**ЗАДАНИЯ:**
A. Перепишите, пожалуйста, часть отрывка из дневника слово в слово: начните со слов «Не думал я, что» и остановитесь после слов «и теплотою душевной.».
B. Ответьте по отрывку из дневника на три вопроса:
(i) Чем хозяйская дочь топит печь?
(ii) Чем освещена хата во время «вечорниц»?
(iii) О чём местные парни расспрашивают?
C. Допишите отрывок из дневника, начав сразу после его последнего предложения.

**ПОКАЗАННЫЙ ОТРЫВОК:**
++++++++

Освобождая Европу. Дневники лейтенанта. 1945 г - Николаев Андрей Владимирович 3 стр.


Не думал я, что в советские времена увижу картину достопамятных времен гоголевской Диканьки. Малороссийские мазанки под соломой, с малюсенькими оконцами, плетнями и лазами через них, с холодными земляными полами и множеством блох. Хозяйская дочь, грудастая дивчина, косолапо бегает по хате босиком, топит печь соломой и непрестанно, совсем как Параська, смотрится в осколок зеркальца, вмазанный в печку. Тут тоже мало комфорта. Но тут хоть дом как дом, а не производственная мастерская. А кроме того, наличие в доме женщин-хозяек облагораживает жилище, наполняет его каким-то особенным уютом и теплотою душевной.


21 января. Суббота. По старинной традиции на хуторе «вечорници». Парни допризывного возраста и девчата поют украинские песни, лузгают семечки и попеременно пляшут. Хата освещена керосиновой лампой. Местные парни приглядываются к нам, расспрашивают о службе в армии. Они сознают, что «были под немцем», и их интересует собственная судьба. Расходились за полночь, долго топтались на улице, и в морозном воздухе нет-нет да и прорежется заливистый, звонкий голос нашей молодой дивчины.

++++++++

**ИЗВЛЕЧЁННЫЕ СТРОКИ:**
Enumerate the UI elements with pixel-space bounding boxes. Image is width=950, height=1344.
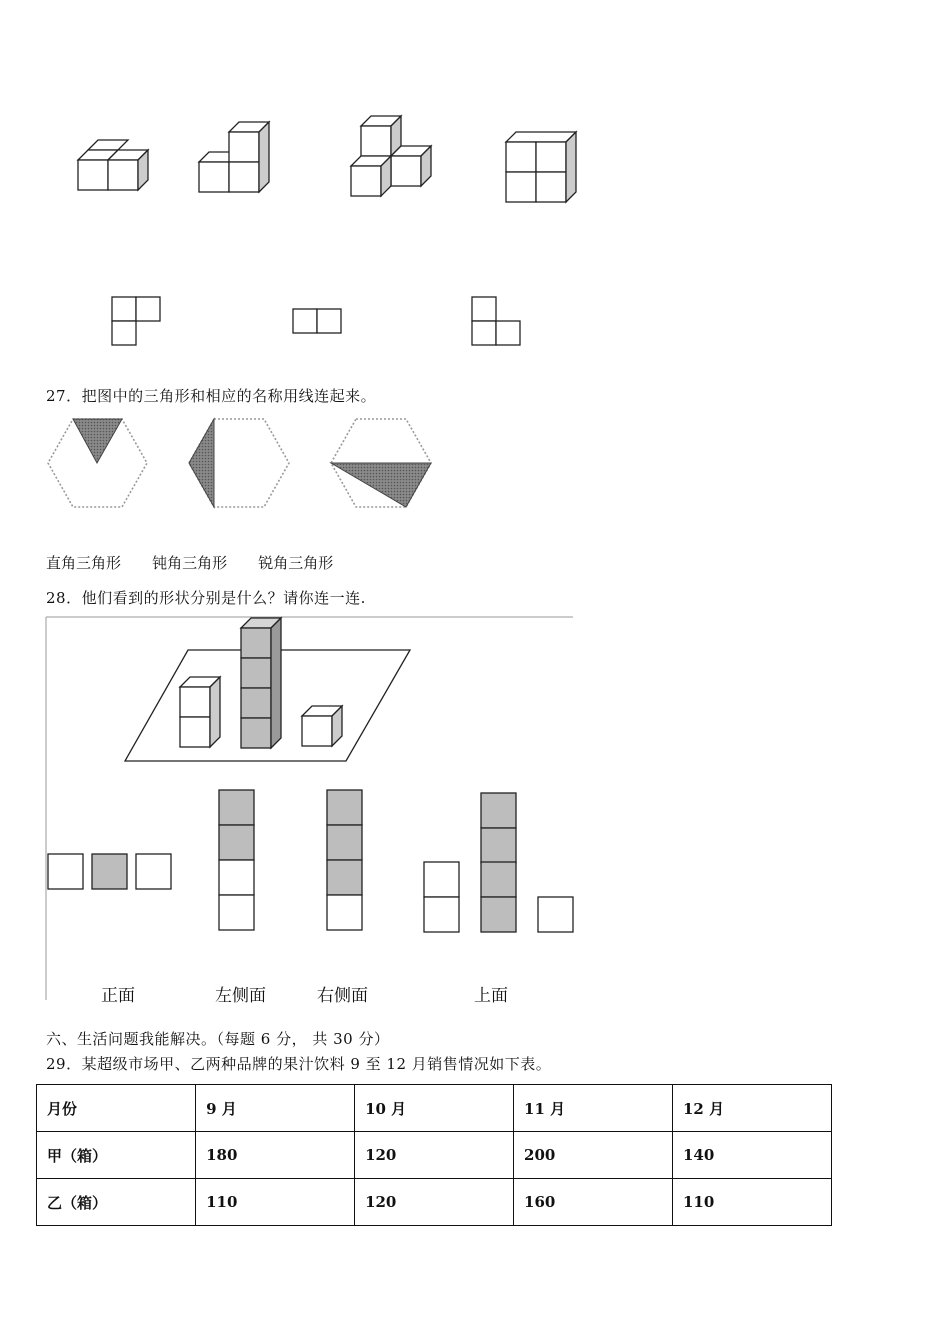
view-front (48, 854, 171, 889)
hexagon-right-triangle (331, 419, 431, 507)
view-right-side (327, 790, 362, 930)
solid-figure-3 (351, 116, 431, 196)
hexagon-acute-triangle (48, 419, 147, 507)
flat-view-2 (293, 309, 341, 333)
section-6-title: 六、生活问题我能解决。（每题 6 分， 共 30 分） (46, 1030, 390, 1048)
hexagon-obtuse-triangle (189, 419, 289, 507)
hexagon-triangles (0, 412, 950, 532)
question-28-title: 28．他们看到的形状分别是什么？请你连一连. (46, 589, 366, 607)
triangle-name-list (46, 552, 333, 573)
table-cell: 110 (196, 1179, 355, 1226)
view-label-right: 右侧面 (317, 986, 368, 1006)
table-header-cell: 10 月 (355, 1085, 514, 1132)
table-cell: 甲（箱） (37, 1132, 196, 1179)
table-cell: 120 (355, 1132, 514, 1179)
question-29-title: 29．某超级市场甲、乙两种品牌的果汁饮料 9 至 12 月销售情况如下表。 (46, 1055, 552, 1073)
table-cell: 110 (673, 1179, 832, 1226)
table-cell: 120 (355, 1179, 514, 1226)
solid-figure-2 (199, 122, 269, 192)
table-cell: 200 (514, 1132, 673, 1179)
solid-figure-4 (506, 132, 576, 202)
table-header-cell: 12 月 (673, 1085, 832, 1132)
triangle-name-acute: 锐角三角形 (258, 554, 334, 572)
stack-right (302, 706, 342, 746)
table-header-row (37, 1085, 832, 1132)
table-cell: 160 (514, 1179, 673, 1226)
table-row (37, 1132, 832, 1179)
flat-view-1 (112, 297, 160, 345)
stack-middle (241, 618, 281, 748)
stack-left (180, 677, 220, 747)
question-27-title: 27．把图中的三角形和相应的名称用线连起来。 (46, 387, 377, 405)
sales-table (36, 1084, 832, 1226)
table-cell: 180 (196, 1132, 355, 1179)
table-header-cell: 11 月 (514, 1085, 673, 1132)
triangle-name-right: 直角三角形 (46, 554, 122, 572)
flat-view-3 (472, 297, 520, 345)
table-cell: 乙（箱） (37, 1179, 196, 1226)
table-row (37, 1179, 832, 1226)
view-left-side (219, 790, 254, 930)
three-view-figure (0, 615, 950, 1015)
table-cell: 140 (673, 1132, 832, 1179)
cube-figures-top (0, 0, 950, 360)
table-header-cell: 月份 (37, 1085, 196, 1132)
view-label-front: 正面 (101, 986, 135, 1006)
view-label-top: 上面 (474, 986, 508, 1006)
table-header-cell: 9 月 (196, 1085, 355, 1132)
view-top (424, 793, 573, 932)
triangle-name-obtuse: 钝角三角形 (152, 554, 228, 572)
view-label-left: 左侧面 (215, 986, 266, 1006)
solid-figure-1 (78, 140, 148, 190)
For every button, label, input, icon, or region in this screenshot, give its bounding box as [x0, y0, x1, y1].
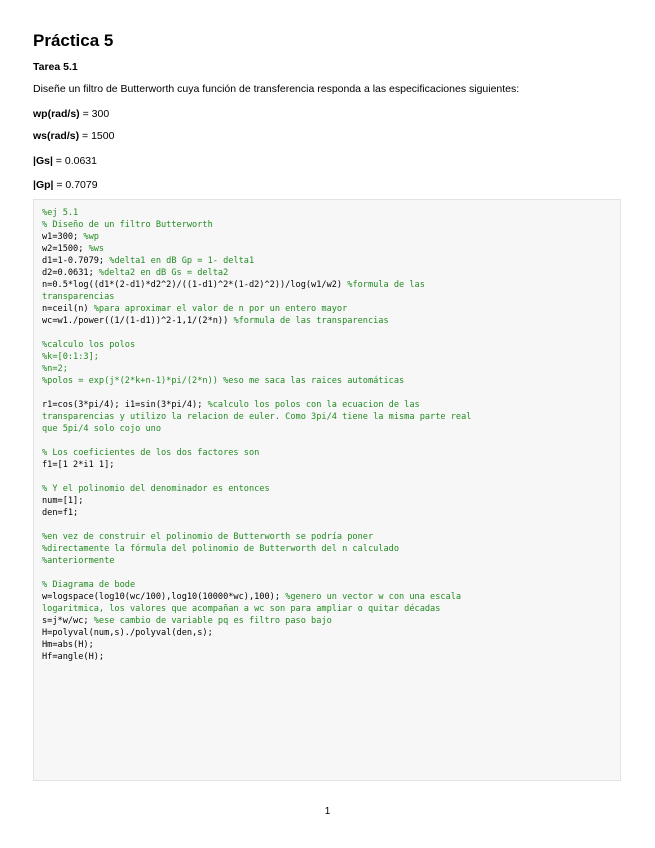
code-statement: f1=[1 2*i1 1];: [42, 460, 115, 470]
code-statement: d1=1-0.7079;: [42, 256, 110, 266]
code-line: [42, 459, 620, 471]
spec-gp: [33, 179, 98, 191]
code-comment: transparencias: [42, 292, 115, 302]
code-statement: H=polyval(num,s)./polyval(den,s);: [42, 628, 213, 638]
spec-label: ws(rad/s): [33, 130, 80, 142]
code-statement: wc=w1./power((1/(1-d1))^2-1,1/(2*n)): [42, 316, 234, 326]
code-line: [42, 555, 620, 567]
code-comment: %ese cambio de variable pq es filtro paso bajo: [93, 616, 332, 626]
code-comment: % Y el polinomio del denominador es entonces: [42, 484, 270, 494]
code-comment: %ej 5.1: [42, 208, 79, 218]
code-line: [42, 603, 620, 615]
code-comment: %formula de las transparencias: [233, 316, 389, 326]
spec-value: = 0.0631: [52, 155, 97, 167]
code-line: [42, 483, 620, 495]
code-comment: %directamente la fórmula del polinomio de Butterworth del n calculado: [42, 544, 399, 554]
intro-paragraph: Diseñe un filtro de Butterworth cuya función de transferencia responda a las especificaciones siguientes:: [33, 83, 520, 95]
code-line: [42, 615, 620, 627]
spec-value: = 300: [79, 108, 110, 120]
spec-label: wp(rad/s): [33, 108, 80, 120]
code-line: [42, 639, 620, 651]
code-line: [42, 279, 620, 291]
code-comment: %delta1 en dB Gp = 1- delta1: [109, 256, 255, 266]
code-comment: %para aproximar el valor de n por un entero mayor: [93, 304, 348, 314]
code-statement: w2=1500;: [42, 244, 89, 254]
code-listing: [34, 200, 620, 663]
code-comment: %calculo los polos: [42, 340, 136, 350]
code-block: [33, 199, 621, 781]
code-line: [42, 291, 620, 303]
code-statement: r1=cos(3*pi/4); i1=sin(3*pi/4);: [42, 400, 208, 410]
spec-value: = 1500: [79, 130, 115, 142]
code-line: [42, 375, 620, 387]
code-line: [42, 543, 620, 555]
code-line: [42, 303, 620, 315]
code-line: [42, 315, 620, 327]
code-statement: s=j*w/wc;: [42, 616, 94, 626]
code-line: [42, 531, 620, 543]
spec-wp: [33, 108, 109, 120]
code-comment: %k=[0:1:3];: [42, 352, 99, 362]
code-line: [42, 267, 620, 279]
code-line: [42, 579, 620, 591]
code-comment: %polos = exp(j*(2*k+n-1)*pi/(2*n)) %eso me saca las raices automáticas: [42, 376, 405, 386]
code-comment: %genero un vector w con una escala: [285, 592, 462, 602]
code-line: [42, 231, 620, 243]
page-title: Práctica 5: [33, 31, 114, 50]
code-statement: n=ceil(n): [42, 304, 94, 314]
section-subtitle: Tarea 5.1: [33, 61, 78, 73]
code-line: [42, 411, 620, 423]
code-line: [42, 447, 620, 459]
code-line: [42, 495, 620, 507]
code-comment: logaritmica, los valores que acompañan a wc son para ampliar o quitar décadas: [42, 604, 441, 614]
code-comment: % Diseño de un filtro Butterworth: [42, 220, 213, 230]
code-comment: %ws: [88, 244, 105, 254]
code-line: [42, 363, 620, 375]
code-line: [42, 651, 620, 663]
code-line: [42, 507, 620, 519]
code-comment: %n=2;: [42, 364, 68, 374]
spec-ws: [33, 130, 114, 142]
code-comment: %delta2 en dB Gs = delta2: [98, 268, 229, 278]
code-line: [42, 591, 620, 603]
code-comment: % Diagrama de bode: [42, 580, 136, 590]
code-statement: d2=0.0631;: [42, 268, 99, 278]
code-line: [42, 219, 620, 231]
code-comment: % Los coeficientes de los dos factores son: [42, 448, 260, 458]
code-statement: w=logspace(log10(wc/100),log10(10000*wc),100);: [42, 592, 286, 602]
code-comment: %formula de las: [347, 280, 425, 290]
code-line: [42, 627, 620, 639]
code-statement: w1=300;: [42, 232, 84, 242]
code-line: [42, 387, 620, 399]
code-comment: %calculo los polos con la ecuacion de las: [207, 400, 420, 410]
code-comment: %wp: [83, 232, 99, 242]
code-line: [42, 567, 620, 579]
code-comment: transparencias y utilizo la relacion de euler. Como 3pi/4 tiene la misma parte real: [42, 412, 472, 422]
code-line: [42, 339, 620, 351]
spec-label: |Gp|: [33, 179, 54, 191]
code-line: [42, 255, 620, 267]
spec-label: |Gs|: [33, 155, 53, 167]
code-line: [42, 243, 620, 255]
spec-value: = 0.7079: [53, 179, 98, 191]
code-line: [42, 399, 620, 411]
code-line: [42, 423, 620, 435]
code-statement: num=[1];: [42, 496, 84, 506]
page-number: 1: [324, 806, 331, 817]
spec-gs: [33, 155, 97, 167]
code-statement: Hm=abs(H);: [42, 640, 94, 650]
code-line: [42, 327, 620, 339]
code-statement: Hf=angle(H);: [42, 652, 105, 662]
code-comment: %anteriormente: [42, 556, 115, 566]
code-line: [42, 435, 620, 447]
code-comment: que 5pi/4 solo cojo uno: [42, 424, 161, 434]
code-line: [42, 471, 620, 483]
code-comment: %en vez de construir el polinomio de Butterworth se podría poner: [42, 532, 374, 542]
code-statement: den=f1;: [42, 508, 79, 518]
code-line: [42, 351, 620, 363]
code-line: [42, 519, 620, 531]
code-line: [42, 207, 620, 219]
code-statement: n=0.5*log((d1*(2-d1)*d2^2)/((1-d1)^2*(1-d2)^2))/log(w1/w2): [42, 280, 348, 290]
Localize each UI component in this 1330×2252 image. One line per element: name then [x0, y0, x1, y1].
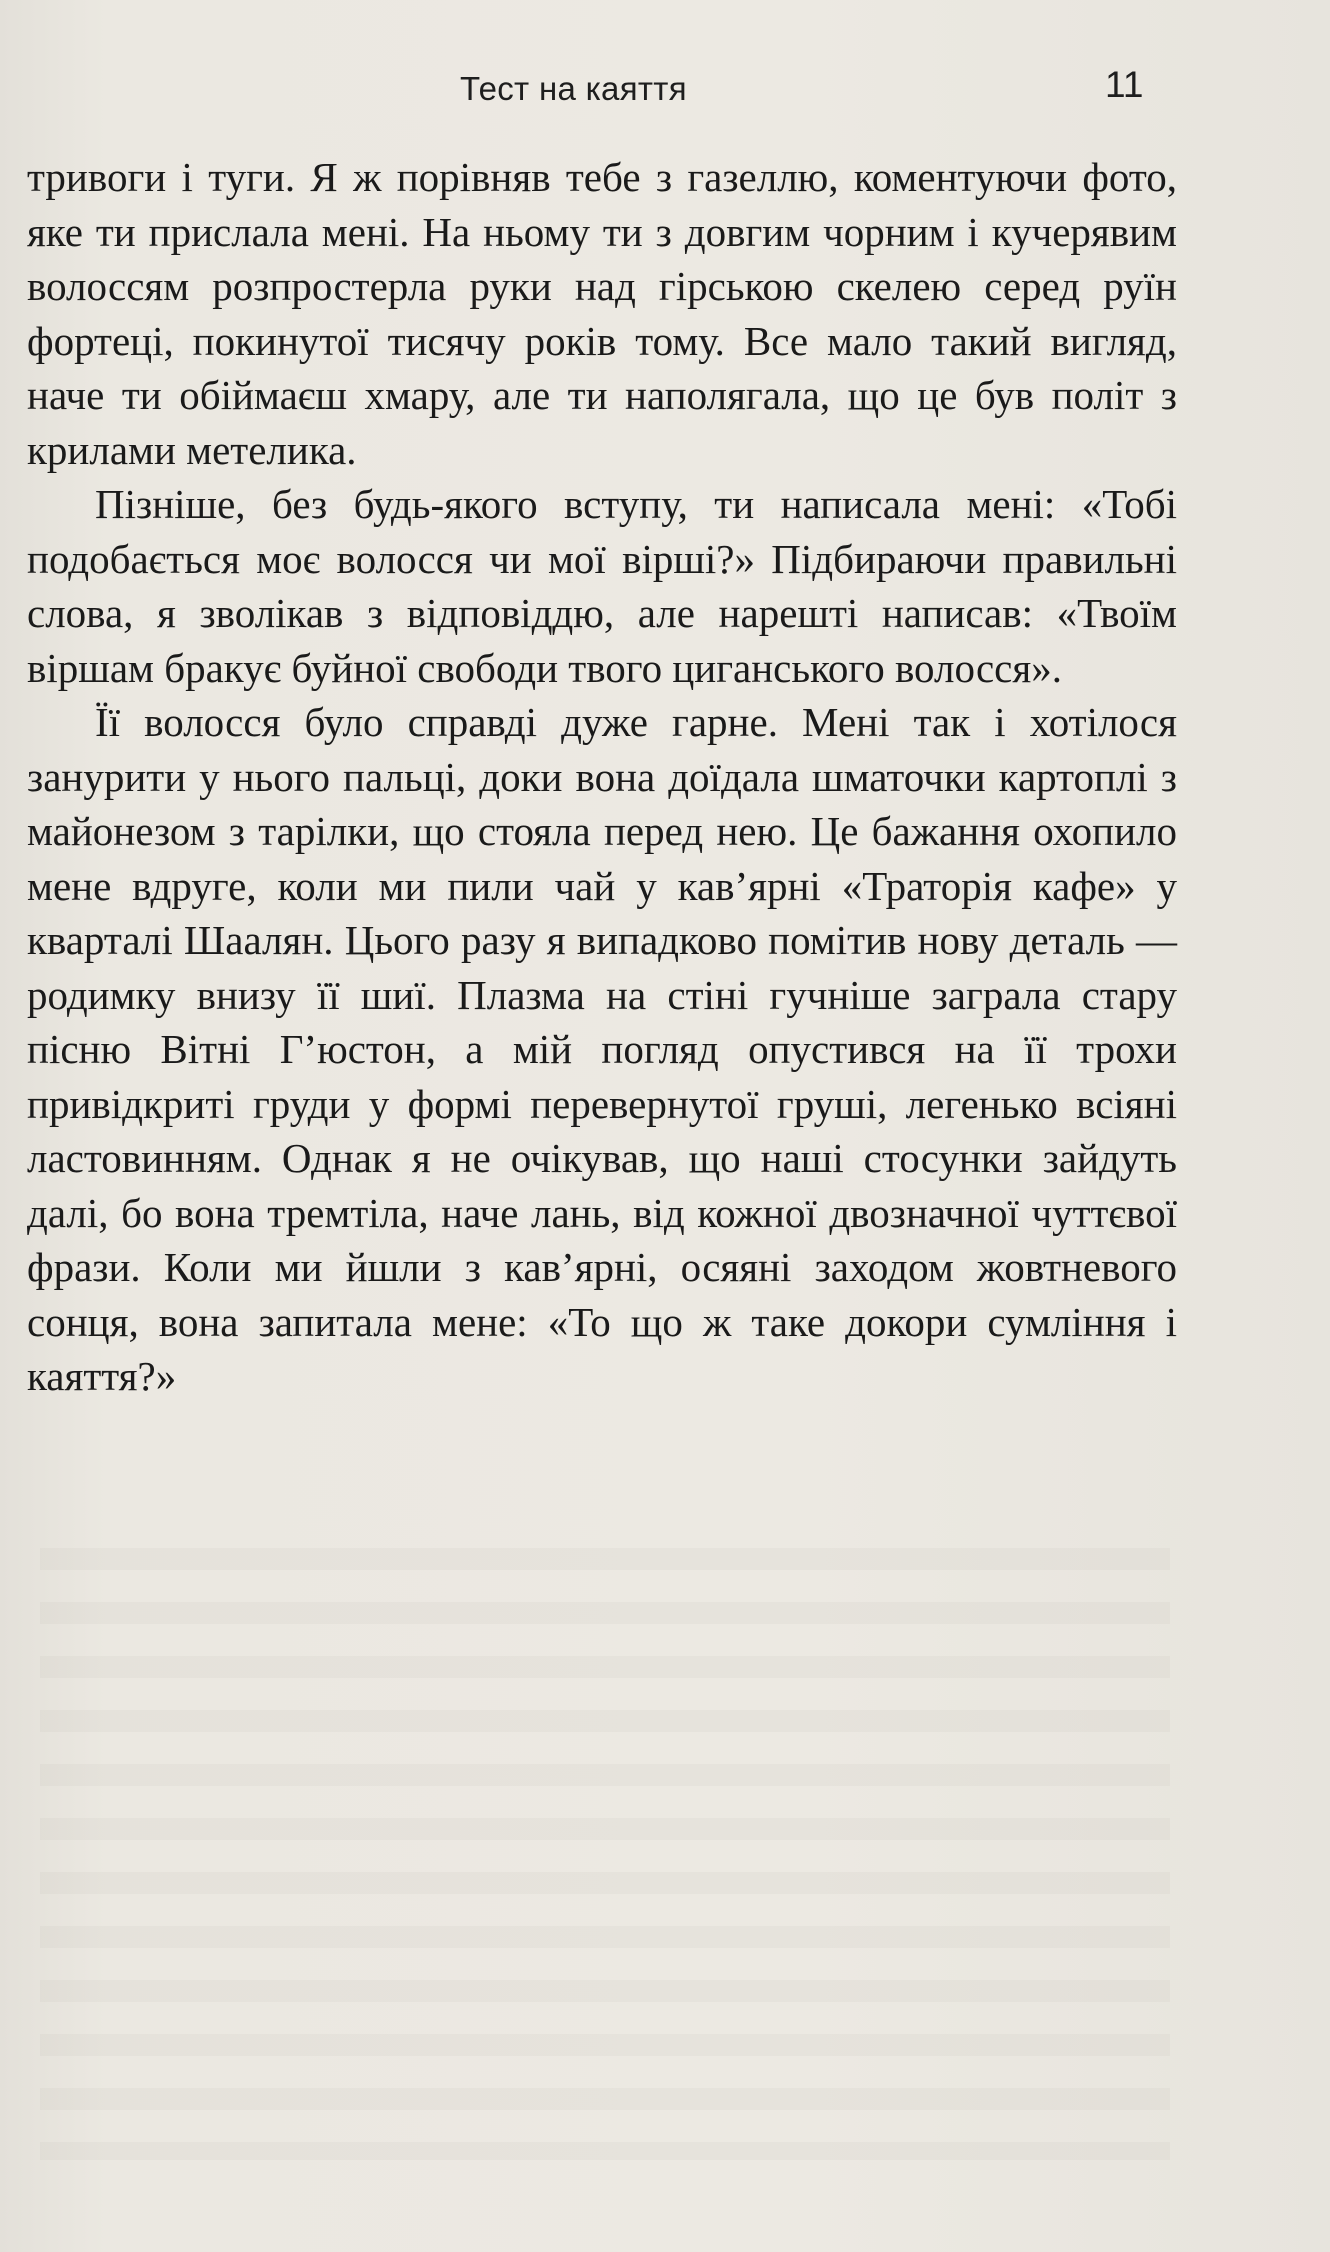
page-number: 11 — [1105, 64, 1144, 105]
reverse-side-show-through — [40, 1520, 1170, 2160]
running-header-title: Тест на каяття — [460, 70, 687, 107]
paragraph: Її волосся було справді дуже гарне. Мені так і хотілося занурити у нього пальці, доки вона доїдала шматочки картоплі з майонезом з тарілки, що стояла перед нею. Це бажання охопило мене вдруге, коли ми пили чай у кав’ярні «Траторія кафе» у кварталі Шаалян. Цього разу я випадково помітив нову деталь — родимку внизу її шиї. Плазма на стіні гучніше заграла стару пісню Вітні Г’юстон, а мій погляд опустився на її трохи привідкриті груди у формі перевернутої груші, легенько всіяні ластовинням. Однак я не очікував, що наші стосунки зайдуть далі, бо вона тремтіла, наче лань, від кожної двозначної чуттєвої фрази. Коли ми йшли з кав’ярні, осяяні заходом жовтневого сонця, вона запитала мене: «То що ж таке докори сумління і каяття?» — [27, 699, 1177, 1399]
body-text — [27, 150, 1177, 1404]
paragraph: Пізніше, без будь-якого вступу, ти написала мені: «Тобі подобається моє волосся чи мої вірші?» Підбираючи правильні слова, я зволікав з відповіддю, але нарешті написав: «Твоїм віршам бракує буйної свободи твого циганського волосся». — [27, 481, 1177, 691]
paragraph-continuation: тривоги і туги. Я ж порівняв тебе з газеллю, коментуючи фото, яке ти прислала мені. На ньому ти з довгим чорним і кучерявим волоссям розпростерла руки над гірською скелею серед руїн фортеці, покинутої тисячу років тому. Все мало такий вигляд, наче ти обіймаєш хмару, але ти наполягала, що це був політ з крилами метелика. — [27, 154, 1177, 473]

++++++++

**ОТВЕТЫ:**
A.
Не думал я, что в советские времена увижу картину достопамятных времен гоголевской Диканьки. Малороссийские мазанки под соломой, с малюсенькими оконцами, плетнями и лазами через них, с холодными земляными полами и множеством блох. Хозяйская дочь, грудастая дивчина, косолапо бегает по хате босиком, топит печь соломой и непрестанно, совсем как Параська, смотрится в осколок зеркальца, вмазанный в печку. Тут тоже мало комфорта. Но тут хоть дом как дом, а не производственная мастерская. А кроме того, наличие в доме женщин-хозяек облагораживает жилище, наполняет его каким-то особенным уютом и теплотою душевной.

B.
(i) Соломой.
(ii) Керосиновой лампой.
(iii) О службе в армии.

C.
Сегодня утром Коваленко сказал мне, что Богданов со своими помощниками Карпушиным, Гвоздевым и шоферами отправился в Житомир оформлять и получать новую технику еще вчера. Первоначально нам предназначались американские небольшие и открытые автомашины «Додж 3/4». Но машины эти оказались неудовлетворительными в качестве тягача для орудия. И нам выделили модели «Шевроле» и «Студебекер».

И вот сегодня весь день на дорогах стоит неумолчный рев моторов. Это наша шоферня с техниками-инструкторами осваивает «американскую техническую помощь». Командир полка сам лично садится за руль новенького «виллиса». Почему-то остался им недоволен, и Богданов отправился его менять. Получают новую автотехнику и в полках 205-м пушечном и в 211-м гаубичном. Покидают свои стойла отслужившие лошади.


22 января. Несмотря на воскресенье, по всем подразделениям идут усиленные занятия и тренировки. Новый командир взвода топослужбы Митюшов работает с вычислителями и топографами. Проконтролировав их, я отправляюсь в штаб, где идет подготовка к завтрашней инспекторской поверке всей бригады в целом.


23 января. Инспекторские показательные стрельбы полков 57-й артиллерийской бригады на Великошумском полигоне.

Тут только все мы впервые и вблизи познакомились со своим бригадным начальством. Комбриг полковник Игнатьев невысокого роста, кряжистый и хмурый, со склеротическими жилками на лице и окающим нижегородским выговором. В отношениях с подчиненными офицерами груб, хамоват и циничен. Столкновение Шаблия с Игнатьевым произошло в первый же день.

 Сколько в полку стволов?  спрашивает Игнатьев.

 Тридцать два,  отвечает Шаблий.

 Где еще четыре?

 Потеряны в боях.

 Разболтались!  взревел Игнатьев.

 Мы, товарищ полковник, воевали,  снизив тон, отвечает Шаблий,  а в боях всегда есть потери. Они закономерны.

 Распустились,  кричит Игнатьев, не слушая ответа,  привыкли самовольничать! Я этого не допущу, не позволю. Тут вам не армейский полк. Тут бригада, и я ее командир.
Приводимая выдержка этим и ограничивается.